Dataset records:
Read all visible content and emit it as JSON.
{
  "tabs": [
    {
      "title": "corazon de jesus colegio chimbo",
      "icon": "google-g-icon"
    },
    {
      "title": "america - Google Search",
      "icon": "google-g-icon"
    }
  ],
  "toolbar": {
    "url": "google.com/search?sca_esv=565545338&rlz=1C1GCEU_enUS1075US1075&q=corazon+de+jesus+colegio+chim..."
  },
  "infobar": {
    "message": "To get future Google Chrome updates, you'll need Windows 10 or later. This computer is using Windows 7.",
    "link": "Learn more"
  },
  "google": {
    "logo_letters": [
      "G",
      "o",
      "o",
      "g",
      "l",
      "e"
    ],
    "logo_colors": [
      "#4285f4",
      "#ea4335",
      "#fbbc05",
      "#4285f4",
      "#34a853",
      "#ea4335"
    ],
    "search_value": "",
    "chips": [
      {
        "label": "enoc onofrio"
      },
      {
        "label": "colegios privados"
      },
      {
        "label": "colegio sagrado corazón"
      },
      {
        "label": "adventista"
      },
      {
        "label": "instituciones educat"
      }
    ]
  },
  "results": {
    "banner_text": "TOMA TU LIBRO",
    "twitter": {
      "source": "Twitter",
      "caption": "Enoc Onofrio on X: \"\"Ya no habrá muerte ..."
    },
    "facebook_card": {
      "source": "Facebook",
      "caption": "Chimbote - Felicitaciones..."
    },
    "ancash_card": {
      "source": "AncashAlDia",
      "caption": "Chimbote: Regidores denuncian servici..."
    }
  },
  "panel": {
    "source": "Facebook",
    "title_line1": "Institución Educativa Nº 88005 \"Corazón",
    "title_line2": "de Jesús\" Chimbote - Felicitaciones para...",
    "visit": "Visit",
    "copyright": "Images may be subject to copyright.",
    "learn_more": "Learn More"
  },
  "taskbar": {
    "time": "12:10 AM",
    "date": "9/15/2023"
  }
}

==

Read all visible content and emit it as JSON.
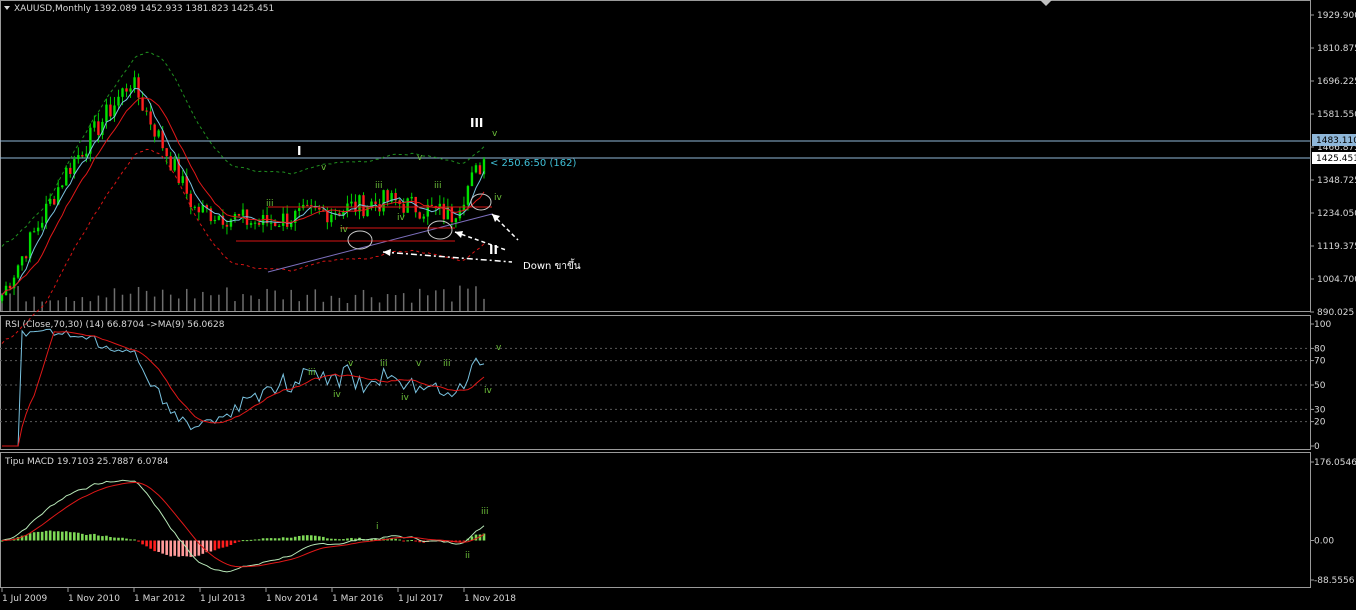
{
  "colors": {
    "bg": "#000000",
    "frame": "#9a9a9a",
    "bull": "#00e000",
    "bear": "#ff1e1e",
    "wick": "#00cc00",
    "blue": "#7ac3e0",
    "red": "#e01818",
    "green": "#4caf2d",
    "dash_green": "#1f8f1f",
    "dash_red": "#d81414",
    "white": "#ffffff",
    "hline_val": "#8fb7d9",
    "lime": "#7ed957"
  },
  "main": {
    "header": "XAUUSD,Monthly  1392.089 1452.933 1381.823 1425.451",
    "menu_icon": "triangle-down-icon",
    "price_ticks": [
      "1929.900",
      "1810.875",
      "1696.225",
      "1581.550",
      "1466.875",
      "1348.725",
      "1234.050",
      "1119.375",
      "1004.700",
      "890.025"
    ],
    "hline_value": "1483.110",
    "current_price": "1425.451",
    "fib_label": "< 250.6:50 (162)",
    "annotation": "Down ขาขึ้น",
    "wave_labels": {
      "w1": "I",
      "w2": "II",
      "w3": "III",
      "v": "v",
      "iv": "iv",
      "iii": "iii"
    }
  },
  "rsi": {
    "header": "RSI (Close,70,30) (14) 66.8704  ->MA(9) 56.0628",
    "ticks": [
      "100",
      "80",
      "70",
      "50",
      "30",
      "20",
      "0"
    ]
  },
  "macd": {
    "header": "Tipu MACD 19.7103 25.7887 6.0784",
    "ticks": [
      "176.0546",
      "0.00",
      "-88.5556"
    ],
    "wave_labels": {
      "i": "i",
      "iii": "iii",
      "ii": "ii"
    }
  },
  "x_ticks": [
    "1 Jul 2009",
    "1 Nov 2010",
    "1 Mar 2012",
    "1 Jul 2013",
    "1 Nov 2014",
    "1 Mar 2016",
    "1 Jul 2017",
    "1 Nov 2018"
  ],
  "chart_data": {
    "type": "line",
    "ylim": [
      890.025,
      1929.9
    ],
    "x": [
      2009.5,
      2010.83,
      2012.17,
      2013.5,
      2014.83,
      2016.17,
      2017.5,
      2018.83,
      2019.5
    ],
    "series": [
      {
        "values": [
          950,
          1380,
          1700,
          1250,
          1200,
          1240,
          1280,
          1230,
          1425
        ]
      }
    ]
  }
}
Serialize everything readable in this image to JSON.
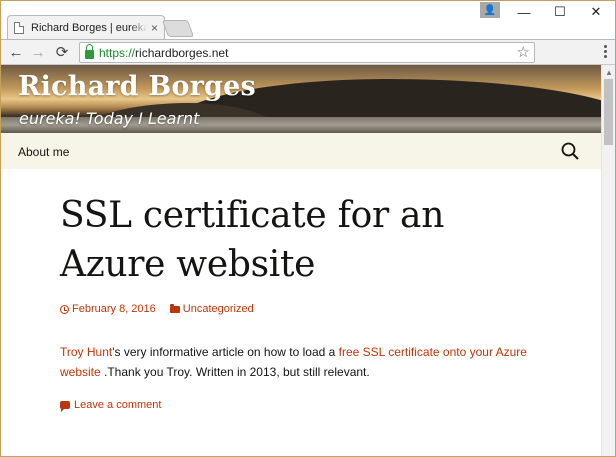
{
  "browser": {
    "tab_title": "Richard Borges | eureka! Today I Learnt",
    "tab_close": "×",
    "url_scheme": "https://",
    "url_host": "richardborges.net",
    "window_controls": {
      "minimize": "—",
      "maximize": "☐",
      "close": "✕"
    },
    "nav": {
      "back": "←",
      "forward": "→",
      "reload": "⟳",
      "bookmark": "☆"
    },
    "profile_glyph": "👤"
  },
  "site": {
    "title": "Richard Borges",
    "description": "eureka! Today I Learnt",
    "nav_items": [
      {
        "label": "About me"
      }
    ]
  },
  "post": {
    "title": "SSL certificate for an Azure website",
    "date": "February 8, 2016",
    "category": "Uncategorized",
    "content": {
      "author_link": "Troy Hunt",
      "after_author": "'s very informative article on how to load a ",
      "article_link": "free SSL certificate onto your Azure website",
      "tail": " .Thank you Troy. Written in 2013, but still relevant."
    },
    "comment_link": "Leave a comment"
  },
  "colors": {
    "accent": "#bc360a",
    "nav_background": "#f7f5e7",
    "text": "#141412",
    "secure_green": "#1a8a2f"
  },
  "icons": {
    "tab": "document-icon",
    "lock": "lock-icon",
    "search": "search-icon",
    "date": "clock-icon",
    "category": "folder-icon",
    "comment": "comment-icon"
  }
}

==

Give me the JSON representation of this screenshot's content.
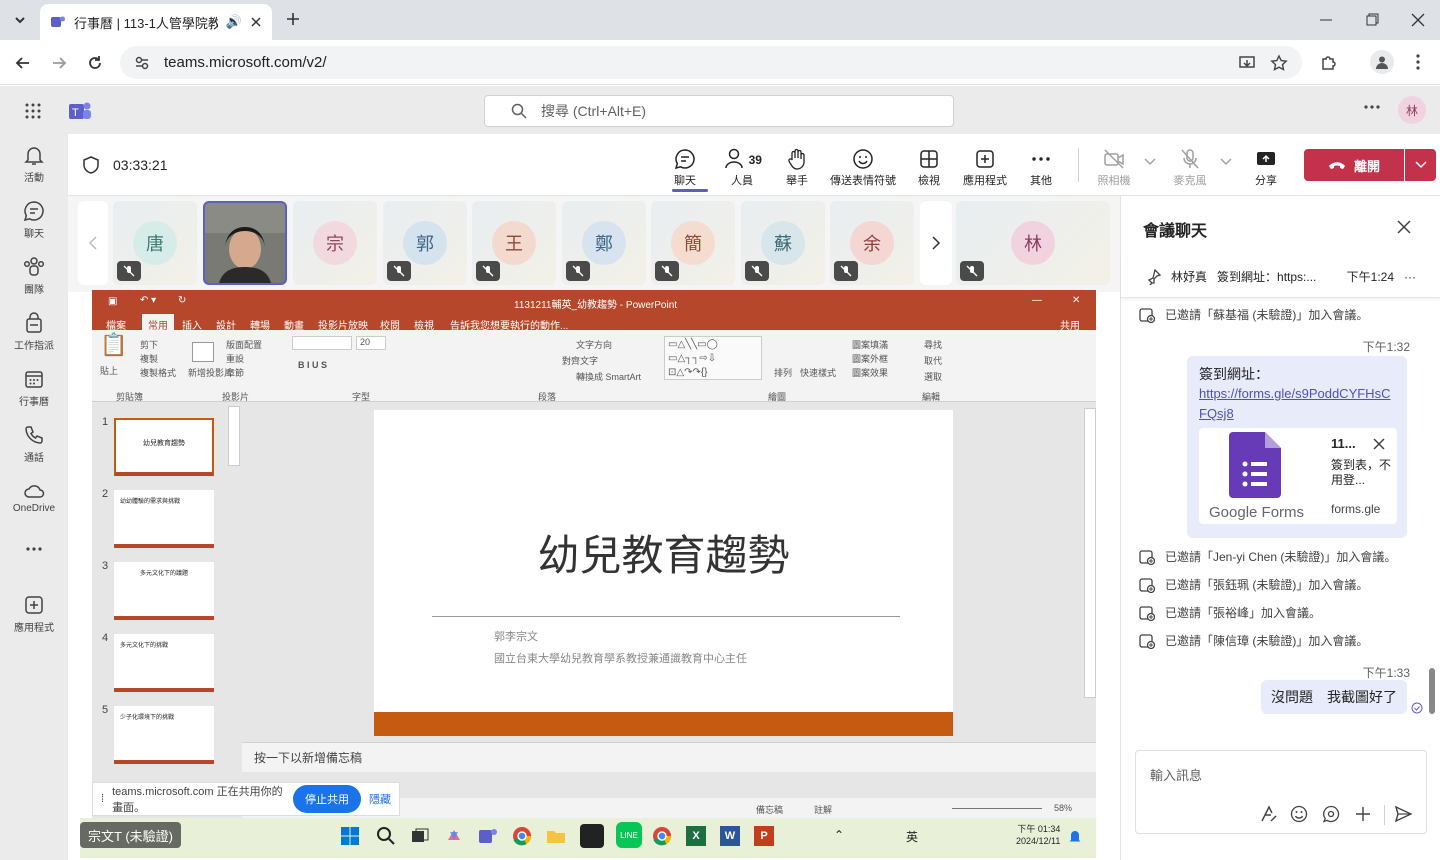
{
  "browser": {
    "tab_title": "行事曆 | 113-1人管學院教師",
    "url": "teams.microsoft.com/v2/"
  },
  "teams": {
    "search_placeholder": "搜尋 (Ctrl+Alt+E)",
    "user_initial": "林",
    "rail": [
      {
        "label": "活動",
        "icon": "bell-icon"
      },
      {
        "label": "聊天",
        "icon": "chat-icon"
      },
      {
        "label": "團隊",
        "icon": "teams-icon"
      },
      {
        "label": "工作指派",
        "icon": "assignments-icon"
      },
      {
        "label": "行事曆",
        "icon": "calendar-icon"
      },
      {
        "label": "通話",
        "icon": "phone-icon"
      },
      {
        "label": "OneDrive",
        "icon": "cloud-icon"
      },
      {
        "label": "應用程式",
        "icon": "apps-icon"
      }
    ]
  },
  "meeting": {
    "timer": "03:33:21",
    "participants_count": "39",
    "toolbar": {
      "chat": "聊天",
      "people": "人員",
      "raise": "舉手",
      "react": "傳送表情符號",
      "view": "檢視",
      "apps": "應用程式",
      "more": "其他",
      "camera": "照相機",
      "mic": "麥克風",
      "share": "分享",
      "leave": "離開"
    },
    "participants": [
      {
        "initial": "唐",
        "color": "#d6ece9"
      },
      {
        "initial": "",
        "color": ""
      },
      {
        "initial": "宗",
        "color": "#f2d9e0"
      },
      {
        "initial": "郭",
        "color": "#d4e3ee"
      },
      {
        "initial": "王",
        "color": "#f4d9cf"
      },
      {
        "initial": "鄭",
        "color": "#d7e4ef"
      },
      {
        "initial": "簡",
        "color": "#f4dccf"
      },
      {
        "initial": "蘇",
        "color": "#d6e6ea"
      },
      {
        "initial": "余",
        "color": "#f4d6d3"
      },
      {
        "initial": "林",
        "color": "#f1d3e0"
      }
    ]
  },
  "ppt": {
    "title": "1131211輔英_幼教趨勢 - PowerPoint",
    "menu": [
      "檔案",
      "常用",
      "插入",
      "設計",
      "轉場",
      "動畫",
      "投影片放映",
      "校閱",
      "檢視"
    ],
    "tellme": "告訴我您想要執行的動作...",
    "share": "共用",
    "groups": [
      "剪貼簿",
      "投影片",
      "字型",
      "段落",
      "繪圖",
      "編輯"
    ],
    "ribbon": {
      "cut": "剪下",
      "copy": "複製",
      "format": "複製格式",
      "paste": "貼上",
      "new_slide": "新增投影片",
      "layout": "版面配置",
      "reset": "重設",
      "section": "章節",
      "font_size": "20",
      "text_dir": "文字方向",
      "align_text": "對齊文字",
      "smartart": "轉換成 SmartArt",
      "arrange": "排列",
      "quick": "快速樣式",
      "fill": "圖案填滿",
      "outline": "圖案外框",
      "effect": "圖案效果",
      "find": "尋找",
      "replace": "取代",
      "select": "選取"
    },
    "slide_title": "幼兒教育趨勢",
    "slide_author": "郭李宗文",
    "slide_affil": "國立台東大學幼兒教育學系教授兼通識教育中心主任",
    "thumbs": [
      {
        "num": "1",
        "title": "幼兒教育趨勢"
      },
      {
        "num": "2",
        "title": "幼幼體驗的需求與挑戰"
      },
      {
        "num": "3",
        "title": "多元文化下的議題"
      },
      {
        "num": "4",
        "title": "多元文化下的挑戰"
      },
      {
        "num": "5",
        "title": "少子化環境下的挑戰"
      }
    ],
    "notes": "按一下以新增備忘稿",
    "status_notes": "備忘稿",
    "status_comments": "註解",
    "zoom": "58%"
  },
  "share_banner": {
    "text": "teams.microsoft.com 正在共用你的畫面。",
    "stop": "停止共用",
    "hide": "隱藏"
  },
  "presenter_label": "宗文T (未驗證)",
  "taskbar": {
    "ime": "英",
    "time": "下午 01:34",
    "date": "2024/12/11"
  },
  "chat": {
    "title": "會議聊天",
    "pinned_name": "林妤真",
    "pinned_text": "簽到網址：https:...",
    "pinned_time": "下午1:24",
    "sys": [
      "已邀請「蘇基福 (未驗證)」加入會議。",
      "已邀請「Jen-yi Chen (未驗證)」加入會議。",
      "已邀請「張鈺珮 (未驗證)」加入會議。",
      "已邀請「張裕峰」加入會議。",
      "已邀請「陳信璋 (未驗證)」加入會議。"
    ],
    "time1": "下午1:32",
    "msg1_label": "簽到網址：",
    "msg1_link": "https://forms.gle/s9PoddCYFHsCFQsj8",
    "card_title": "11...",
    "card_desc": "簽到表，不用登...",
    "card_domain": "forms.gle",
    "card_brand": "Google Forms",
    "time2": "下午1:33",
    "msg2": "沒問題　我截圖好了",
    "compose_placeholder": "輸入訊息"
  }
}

* [WORK INSTRUCTIONS] Go through the material and copy out every line with "header" in it.

* [CORRECT RESPONSE]
    "header": "XAUUSD,Monthly  1392.089 1452.933 1381.823 1425.451",
    "header": "RSI (Close,70,30) (14) 66.8704  ->MA(9) 56.0628",
    "header": "Tipu MACD 19.7103 25.7887 6.0784",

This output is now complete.